Day 3

Laundry, delightful Virginian family, Montparnasse or Montmartre (it`s all a blur) St Denis again for shopping. Concierge says its the whore district. Its like finding totally cute shoes in Surrey! Now, shower and out for dinner with photo a day peeps. There may be some wine.

I could not live in Paris, but visiting is like having a torrid affair, but without the infidelity problem.


Day 2

Browsing markets, out to Chartres. Main dish of HOLY CRAP with a side of humble pie. Yoiu guys know how Gothic architecture makes me cry? Yeah. Abbot Suger was a genius with that whole anagogical method stuff. Back at hotel to drop off some purchases and then out to make some more. Now I cant find the apostrope on this keyboard.


Paris Day 1

OK this will be short because I cant work the keyboard. So far: Notre Dame, St. Denis, shopping, haircut. Men checking me out like I am a hottie or something. Also one guy making kissy noises. Bread. Cheese. Wine. Am out now to drink wine in the sunshine with new hair. Details to follow.


That Was Easy.

So. Only working three hours a day leaves a lot of time. I could be gardening and sewing and whatnot. I’m sleeping. Then I’m endlessly on the Internet.

#### Available data
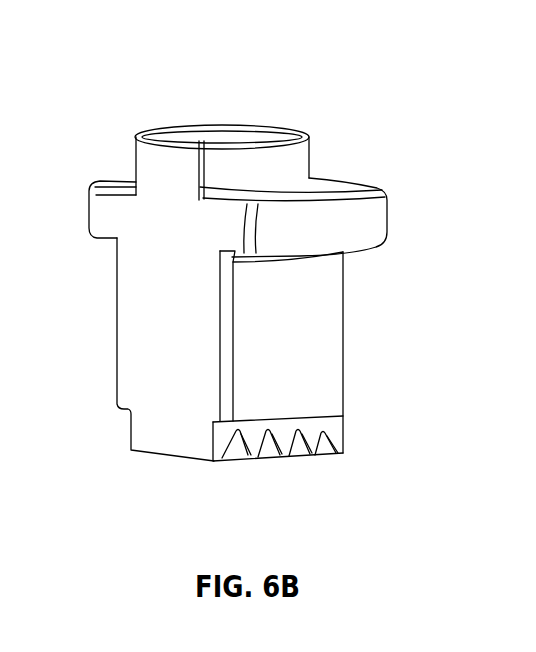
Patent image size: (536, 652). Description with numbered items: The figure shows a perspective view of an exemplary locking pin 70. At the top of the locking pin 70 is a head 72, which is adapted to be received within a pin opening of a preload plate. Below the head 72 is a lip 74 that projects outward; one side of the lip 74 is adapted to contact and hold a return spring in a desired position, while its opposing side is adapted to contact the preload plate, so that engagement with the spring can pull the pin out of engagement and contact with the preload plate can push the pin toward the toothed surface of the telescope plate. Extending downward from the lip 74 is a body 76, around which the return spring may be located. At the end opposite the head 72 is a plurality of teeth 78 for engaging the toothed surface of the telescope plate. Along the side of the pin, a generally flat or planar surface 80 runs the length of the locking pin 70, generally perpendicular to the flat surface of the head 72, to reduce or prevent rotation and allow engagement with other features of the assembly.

#### Brief 1
From the Paris travel blog, extract everything from "OK this will" down to "on the Internet." and copy it word for word.
#### Brief 2
Answer these questions using the Paris travel blog:
(a) In the Day 2 entry, which place does the writer travel out to?
(b) In the Day 1 entry, what is the last item in the "So far" list?
(c) In the entry titled "That Was Easy.", how many hours a day is the writer working?
#### Brief 3
Write what follows in the Paris travel blog, starting after the line "Then I’m endlessly on the Internet."

#### Written response 1
OK this will be short because I cant work the keyboard. So far: Notre Dame, St. Denis, shopping, haircut. Men checking me out like I am a hottie or something. Also one guy making kissy noises. Bread. Cheese. Wine. Am out now to drink wine in the sunshine with new hair. Details to follow.


That Was Easy.

So. Only working three hours a day leaves a lot of time. I could be gardening and sewing and whatnot. I’m sleeping. Then I’m endlessly on the Internet.

#### Written response 2
(a) Chartres
(b) A haircut
(c) Three hours

#### Written response 3
I keep riding past cars thinking, “It’s gotta be almost time for Buena Vista to come in. Oh, wait. I don’t do that anymore.” “Hey, Kits Beach got a new scrape. But! Not my problem.” It’s weird. Responsibility is my default state.

I also keep browsing Craigslist and I’ll be happy to get whatever job I get, but, really? Those jobs look boring. I’m custom-building jobs in my head: Training octopi. Designing summer reading assignments for teenagers. Teaching underprivileged people how to bake artisan breads. I could do anything.

It’s made me wonder about what, exactly, my dream job would be.


I’m Out.

I tendered my resignation to the Co-Op today.

Tendered is probably the wrong word. I wrote and paced and muttered and edited and wrote some more until I had something that Rachel and Arwen both liked (thanks for being my sounding boards, both), and did not contain the phrase ‘sodden pile of wank’.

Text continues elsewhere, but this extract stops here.